Pull out every line in the data that has the string "image" in it.

"""

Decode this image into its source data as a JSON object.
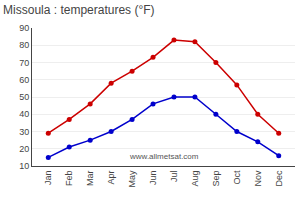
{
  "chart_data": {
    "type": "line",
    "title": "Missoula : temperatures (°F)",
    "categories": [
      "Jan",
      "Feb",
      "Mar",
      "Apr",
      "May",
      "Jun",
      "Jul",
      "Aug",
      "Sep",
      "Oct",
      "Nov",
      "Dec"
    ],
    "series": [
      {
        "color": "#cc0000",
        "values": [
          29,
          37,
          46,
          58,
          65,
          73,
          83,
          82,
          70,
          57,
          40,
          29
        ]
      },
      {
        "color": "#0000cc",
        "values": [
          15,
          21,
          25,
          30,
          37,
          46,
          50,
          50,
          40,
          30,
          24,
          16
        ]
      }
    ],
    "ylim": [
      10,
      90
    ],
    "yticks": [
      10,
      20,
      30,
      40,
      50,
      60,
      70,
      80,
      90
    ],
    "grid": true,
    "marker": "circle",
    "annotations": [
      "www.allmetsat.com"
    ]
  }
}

"""
"""

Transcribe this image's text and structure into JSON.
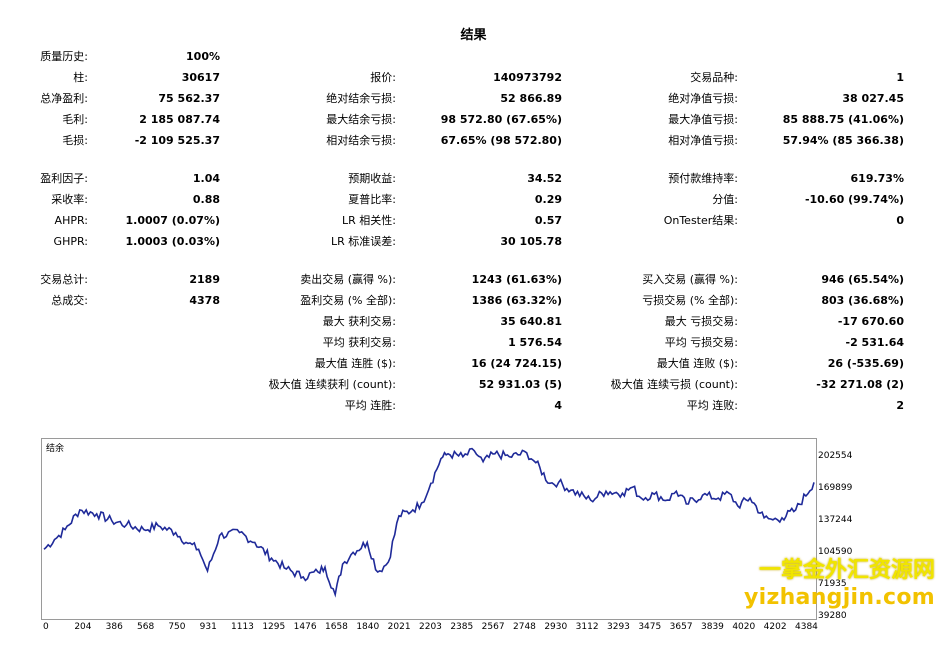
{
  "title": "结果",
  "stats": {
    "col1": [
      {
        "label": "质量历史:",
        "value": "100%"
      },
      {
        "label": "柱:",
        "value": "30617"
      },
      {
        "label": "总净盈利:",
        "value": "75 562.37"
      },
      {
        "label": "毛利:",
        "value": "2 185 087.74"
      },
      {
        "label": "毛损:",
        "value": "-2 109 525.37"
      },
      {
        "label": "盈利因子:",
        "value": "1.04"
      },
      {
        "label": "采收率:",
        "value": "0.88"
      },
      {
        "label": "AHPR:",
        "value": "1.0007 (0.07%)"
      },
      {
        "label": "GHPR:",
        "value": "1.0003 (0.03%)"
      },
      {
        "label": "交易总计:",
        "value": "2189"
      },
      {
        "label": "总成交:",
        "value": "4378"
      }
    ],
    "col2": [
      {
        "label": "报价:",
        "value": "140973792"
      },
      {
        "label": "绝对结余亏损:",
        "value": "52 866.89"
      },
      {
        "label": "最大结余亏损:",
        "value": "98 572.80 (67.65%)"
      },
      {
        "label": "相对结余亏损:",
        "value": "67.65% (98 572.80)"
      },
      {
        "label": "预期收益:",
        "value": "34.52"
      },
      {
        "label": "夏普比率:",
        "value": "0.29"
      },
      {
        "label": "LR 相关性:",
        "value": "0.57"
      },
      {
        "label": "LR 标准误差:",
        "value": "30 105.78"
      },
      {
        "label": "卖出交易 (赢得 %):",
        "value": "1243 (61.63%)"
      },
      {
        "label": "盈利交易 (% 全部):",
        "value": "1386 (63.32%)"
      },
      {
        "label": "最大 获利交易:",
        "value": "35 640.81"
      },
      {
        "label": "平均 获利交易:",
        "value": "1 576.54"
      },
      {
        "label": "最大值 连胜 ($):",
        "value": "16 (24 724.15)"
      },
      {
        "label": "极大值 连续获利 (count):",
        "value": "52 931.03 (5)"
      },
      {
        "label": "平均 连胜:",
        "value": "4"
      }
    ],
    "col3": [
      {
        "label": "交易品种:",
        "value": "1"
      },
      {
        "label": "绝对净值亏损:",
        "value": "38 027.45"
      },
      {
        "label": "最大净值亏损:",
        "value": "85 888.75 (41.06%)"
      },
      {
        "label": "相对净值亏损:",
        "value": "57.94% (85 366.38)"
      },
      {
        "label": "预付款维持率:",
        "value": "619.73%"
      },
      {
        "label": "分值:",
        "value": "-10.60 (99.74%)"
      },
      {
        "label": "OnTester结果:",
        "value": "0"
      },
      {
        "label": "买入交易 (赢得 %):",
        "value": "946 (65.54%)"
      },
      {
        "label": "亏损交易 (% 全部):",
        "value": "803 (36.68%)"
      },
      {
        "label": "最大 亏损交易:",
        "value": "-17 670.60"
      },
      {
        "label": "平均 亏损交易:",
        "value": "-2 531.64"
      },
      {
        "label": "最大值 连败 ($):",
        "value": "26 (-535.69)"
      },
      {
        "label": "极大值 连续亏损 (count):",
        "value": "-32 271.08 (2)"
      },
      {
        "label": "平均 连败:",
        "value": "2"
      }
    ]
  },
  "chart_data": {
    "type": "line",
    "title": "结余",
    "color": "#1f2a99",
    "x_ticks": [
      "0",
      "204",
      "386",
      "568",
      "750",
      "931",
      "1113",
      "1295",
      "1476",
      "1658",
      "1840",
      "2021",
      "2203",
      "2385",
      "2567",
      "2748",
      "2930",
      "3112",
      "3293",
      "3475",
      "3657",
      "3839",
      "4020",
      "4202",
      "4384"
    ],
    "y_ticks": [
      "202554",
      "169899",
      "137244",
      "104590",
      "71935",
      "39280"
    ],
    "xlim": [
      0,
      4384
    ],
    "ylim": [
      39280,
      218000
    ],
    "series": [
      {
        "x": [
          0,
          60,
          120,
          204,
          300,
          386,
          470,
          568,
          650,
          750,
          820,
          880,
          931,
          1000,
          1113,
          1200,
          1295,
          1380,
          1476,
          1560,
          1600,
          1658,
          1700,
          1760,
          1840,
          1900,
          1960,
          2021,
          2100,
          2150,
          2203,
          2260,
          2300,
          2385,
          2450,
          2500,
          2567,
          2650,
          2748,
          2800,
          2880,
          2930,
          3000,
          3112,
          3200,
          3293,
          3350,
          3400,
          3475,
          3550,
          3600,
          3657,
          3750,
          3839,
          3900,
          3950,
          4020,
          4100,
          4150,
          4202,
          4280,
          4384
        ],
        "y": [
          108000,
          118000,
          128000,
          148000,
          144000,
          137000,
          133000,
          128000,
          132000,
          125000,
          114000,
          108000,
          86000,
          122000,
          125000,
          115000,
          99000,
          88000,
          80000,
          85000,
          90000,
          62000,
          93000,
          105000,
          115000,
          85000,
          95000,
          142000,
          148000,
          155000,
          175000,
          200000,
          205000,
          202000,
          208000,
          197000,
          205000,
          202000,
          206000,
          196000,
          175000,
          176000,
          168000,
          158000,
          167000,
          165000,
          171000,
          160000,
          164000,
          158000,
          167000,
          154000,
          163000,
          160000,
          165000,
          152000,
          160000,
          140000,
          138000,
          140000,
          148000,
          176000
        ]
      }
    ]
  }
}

"""

**WRITTEN ANSWER**
Decode this image into its source data as a JSON object.
Transcribe this image's text and structure into JSON.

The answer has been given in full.